* REQUIREMENTS *
Copy all lines in which the word "amplitude" can be found.

——————————

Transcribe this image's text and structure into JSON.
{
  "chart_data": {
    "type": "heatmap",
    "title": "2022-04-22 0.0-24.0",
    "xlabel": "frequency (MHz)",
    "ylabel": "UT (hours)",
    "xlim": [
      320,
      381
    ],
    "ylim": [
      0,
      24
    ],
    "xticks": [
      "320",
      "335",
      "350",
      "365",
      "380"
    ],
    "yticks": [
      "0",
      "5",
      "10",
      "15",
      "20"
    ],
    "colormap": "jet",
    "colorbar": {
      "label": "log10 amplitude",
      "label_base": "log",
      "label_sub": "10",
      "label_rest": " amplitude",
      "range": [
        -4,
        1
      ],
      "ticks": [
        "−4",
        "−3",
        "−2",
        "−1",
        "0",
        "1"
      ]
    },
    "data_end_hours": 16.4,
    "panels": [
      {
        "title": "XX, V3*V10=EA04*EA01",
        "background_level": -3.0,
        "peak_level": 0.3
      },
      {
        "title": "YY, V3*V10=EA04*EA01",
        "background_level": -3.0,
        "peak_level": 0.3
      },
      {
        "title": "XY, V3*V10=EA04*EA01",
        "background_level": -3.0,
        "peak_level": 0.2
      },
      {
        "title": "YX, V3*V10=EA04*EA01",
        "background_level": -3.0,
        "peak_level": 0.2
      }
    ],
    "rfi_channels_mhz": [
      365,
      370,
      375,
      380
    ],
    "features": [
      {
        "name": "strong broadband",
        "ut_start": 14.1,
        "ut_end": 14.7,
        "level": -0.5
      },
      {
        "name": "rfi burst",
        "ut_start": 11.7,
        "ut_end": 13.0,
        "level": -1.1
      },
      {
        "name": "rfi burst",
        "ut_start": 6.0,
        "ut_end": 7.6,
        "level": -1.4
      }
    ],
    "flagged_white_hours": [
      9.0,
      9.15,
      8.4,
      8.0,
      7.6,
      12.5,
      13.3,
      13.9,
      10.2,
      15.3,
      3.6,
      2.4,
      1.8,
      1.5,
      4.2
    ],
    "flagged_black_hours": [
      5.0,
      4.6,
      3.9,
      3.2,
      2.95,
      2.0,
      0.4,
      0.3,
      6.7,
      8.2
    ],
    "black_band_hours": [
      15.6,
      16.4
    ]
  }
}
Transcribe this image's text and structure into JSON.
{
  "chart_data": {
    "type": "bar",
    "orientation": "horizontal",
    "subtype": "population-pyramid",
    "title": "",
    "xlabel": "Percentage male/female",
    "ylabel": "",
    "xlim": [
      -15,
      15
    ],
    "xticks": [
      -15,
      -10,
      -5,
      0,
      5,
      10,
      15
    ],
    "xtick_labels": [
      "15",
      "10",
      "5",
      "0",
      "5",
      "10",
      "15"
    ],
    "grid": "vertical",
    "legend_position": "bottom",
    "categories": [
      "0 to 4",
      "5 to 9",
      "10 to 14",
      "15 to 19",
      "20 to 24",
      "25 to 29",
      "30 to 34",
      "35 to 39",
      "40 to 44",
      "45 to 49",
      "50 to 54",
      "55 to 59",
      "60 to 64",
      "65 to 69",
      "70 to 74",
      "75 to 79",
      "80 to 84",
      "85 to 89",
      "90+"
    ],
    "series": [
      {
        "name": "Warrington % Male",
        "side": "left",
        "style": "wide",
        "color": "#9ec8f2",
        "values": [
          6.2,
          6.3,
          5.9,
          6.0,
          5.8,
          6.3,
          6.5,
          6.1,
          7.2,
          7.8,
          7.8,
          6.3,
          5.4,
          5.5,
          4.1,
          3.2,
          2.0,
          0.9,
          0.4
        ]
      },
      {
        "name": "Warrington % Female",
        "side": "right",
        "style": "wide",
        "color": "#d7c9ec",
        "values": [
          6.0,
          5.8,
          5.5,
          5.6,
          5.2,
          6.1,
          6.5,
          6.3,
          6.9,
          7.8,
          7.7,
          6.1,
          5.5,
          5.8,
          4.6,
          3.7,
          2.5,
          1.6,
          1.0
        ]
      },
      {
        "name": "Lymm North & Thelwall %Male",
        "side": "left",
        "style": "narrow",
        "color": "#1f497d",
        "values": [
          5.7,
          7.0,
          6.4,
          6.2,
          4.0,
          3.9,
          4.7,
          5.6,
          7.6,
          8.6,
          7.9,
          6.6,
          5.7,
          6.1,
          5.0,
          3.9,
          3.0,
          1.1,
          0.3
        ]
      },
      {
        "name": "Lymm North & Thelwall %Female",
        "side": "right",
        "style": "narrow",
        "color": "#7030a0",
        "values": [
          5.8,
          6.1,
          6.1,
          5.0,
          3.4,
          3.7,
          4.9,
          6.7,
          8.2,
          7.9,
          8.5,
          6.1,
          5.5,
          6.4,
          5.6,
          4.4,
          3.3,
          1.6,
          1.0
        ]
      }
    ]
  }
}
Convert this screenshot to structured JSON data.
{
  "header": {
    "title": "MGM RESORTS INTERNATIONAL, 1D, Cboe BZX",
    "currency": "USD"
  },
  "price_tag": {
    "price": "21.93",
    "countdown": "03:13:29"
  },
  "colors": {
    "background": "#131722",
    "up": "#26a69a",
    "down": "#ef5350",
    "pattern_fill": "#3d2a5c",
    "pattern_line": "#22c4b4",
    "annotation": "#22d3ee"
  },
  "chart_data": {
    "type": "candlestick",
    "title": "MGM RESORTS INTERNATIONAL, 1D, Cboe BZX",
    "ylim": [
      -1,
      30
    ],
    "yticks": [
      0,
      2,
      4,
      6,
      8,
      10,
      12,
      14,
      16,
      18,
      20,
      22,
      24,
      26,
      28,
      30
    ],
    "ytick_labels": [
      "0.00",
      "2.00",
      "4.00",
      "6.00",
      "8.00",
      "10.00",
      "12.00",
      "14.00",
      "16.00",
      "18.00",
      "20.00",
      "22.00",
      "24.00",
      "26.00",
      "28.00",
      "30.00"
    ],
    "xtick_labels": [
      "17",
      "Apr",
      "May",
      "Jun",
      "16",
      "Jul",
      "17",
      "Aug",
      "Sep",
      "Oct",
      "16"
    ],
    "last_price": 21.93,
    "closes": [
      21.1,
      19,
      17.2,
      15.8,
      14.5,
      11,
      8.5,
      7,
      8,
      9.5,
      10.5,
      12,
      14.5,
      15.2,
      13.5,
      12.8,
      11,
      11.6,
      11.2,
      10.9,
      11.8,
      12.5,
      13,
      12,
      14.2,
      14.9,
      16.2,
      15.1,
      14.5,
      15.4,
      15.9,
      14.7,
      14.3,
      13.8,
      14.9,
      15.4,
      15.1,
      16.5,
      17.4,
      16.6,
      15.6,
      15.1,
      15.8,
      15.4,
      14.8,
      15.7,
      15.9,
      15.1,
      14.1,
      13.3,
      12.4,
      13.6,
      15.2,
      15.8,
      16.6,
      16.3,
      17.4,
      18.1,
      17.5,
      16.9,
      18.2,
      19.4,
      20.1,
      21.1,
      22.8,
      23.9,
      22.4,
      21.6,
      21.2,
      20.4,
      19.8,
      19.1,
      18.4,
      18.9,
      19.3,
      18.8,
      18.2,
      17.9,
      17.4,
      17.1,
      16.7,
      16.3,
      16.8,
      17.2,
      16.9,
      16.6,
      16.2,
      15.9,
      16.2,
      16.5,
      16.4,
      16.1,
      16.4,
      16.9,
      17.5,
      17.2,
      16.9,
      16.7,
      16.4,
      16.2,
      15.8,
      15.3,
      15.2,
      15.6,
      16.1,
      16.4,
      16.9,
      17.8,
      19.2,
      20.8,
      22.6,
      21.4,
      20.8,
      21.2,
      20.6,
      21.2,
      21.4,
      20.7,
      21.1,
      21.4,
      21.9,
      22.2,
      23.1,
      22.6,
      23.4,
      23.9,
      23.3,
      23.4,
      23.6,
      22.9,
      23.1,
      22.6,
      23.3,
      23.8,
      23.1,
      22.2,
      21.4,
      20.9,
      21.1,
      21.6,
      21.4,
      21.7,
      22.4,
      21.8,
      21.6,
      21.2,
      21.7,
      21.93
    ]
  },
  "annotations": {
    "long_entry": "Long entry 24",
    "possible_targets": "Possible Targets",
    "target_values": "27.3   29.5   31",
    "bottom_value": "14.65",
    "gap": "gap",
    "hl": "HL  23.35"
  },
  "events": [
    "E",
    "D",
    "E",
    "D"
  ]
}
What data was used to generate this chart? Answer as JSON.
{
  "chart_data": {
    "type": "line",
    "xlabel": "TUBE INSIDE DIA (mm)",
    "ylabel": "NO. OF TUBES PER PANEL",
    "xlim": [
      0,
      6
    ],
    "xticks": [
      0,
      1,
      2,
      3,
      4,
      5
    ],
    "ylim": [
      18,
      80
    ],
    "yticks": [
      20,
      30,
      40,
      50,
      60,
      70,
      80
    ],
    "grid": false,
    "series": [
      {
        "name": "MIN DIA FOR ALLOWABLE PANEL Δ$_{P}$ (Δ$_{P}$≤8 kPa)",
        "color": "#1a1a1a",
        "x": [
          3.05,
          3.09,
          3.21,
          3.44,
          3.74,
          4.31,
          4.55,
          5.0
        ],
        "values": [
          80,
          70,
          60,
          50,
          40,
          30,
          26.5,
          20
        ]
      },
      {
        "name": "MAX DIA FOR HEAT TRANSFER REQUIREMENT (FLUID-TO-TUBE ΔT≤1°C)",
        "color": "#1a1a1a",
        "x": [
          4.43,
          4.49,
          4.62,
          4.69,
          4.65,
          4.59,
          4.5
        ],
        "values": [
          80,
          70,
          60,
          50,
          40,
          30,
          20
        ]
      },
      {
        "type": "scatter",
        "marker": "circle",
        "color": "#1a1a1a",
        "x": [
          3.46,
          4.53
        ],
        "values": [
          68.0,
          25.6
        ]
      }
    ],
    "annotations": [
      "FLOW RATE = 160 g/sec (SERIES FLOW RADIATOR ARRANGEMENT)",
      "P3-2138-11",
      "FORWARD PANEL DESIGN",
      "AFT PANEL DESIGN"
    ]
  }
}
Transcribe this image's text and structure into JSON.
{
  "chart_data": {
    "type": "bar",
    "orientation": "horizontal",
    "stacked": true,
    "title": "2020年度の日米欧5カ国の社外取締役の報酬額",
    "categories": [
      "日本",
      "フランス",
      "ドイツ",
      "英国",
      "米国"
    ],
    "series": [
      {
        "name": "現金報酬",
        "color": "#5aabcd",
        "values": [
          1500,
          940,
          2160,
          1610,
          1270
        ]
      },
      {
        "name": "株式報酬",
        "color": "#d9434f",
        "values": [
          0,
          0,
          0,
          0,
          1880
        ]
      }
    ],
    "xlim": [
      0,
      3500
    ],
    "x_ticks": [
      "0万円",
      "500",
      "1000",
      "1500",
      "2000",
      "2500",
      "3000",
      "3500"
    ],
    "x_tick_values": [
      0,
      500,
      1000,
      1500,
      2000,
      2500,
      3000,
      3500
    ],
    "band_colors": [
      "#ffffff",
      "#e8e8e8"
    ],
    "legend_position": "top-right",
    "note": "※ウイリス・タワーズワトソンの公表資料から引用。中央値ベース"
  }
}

——————————

* ANSWER FOR THIS EXERCISE *
      "label": "log10 amplitude",
      "label_rest": " amplitude",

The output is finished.